**What the exercise asks**
Copy all of the material exactly. Pictures are not to appear in the copy.

[Items from a dataset]
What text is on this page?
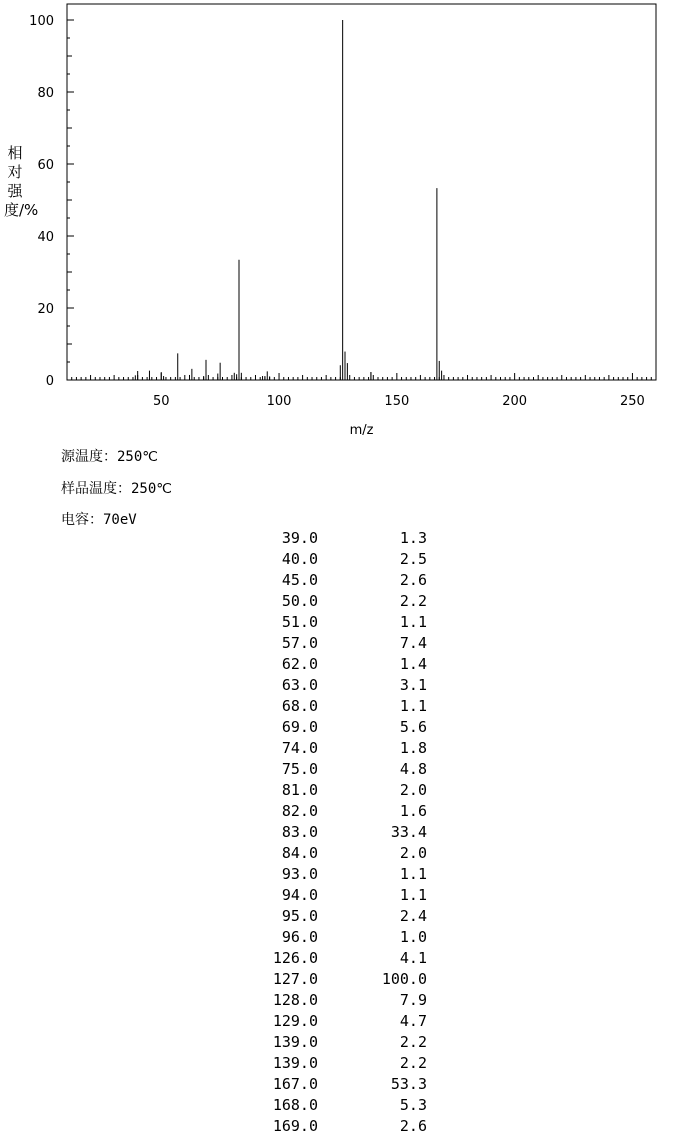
50	100	150	200	250
0
20
40
60
80
100
m/z
相对强度/%
源温度：250℃
样品温度：250℃
电容：70eV
39.0	1.3
40.0	2.5
45.0	2.6
50.0	2.2
51.0	1.1
57.0	7.4
62.0	1.4
63.0	3.1
68.0	1.1
69.0	5.6
74.0	1.8
75.0	4.8
81.0	2.0
82.0	1.6
83.0	33.4
84.0	2.0
93.0	1.1
94.0	1.1
95.0	2.4
96.0	1.0
126.0	4.1
127.0	100.0
128.0	7.9
129.0	4.7
139.0	2.2
139.0	2.2
167.0	53.3
168.0	5.3
169.0	2.6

**Reply**
What text is on this page?
50	100	150	200	250
0
20
40
60
80
100
m/z
相对强度/%
源温度：250℃
样品温度：250℃
电容：70eV
39.0	1.3
40.0	2.5
45.0	2.6
50.0	2.2
51.0	1.1
57.0	7.4
62.0	1.4
63.0	3.1
68.0	1.1
69.0	5.6
74.0	1.8
75.0	4.8
81.0	2.0
82.0	1.6
83.0	33.4
84.0	2.0
93.0	1.1
94.0	1.1
95.0	2.4
96.0	1.0
126.0	4.1
127.0	100.0
128.0	7.9
129.0	4.7
139.0	2.2
139.0	2.2
167.0	53.3
168.0	5.3
169.0	2.6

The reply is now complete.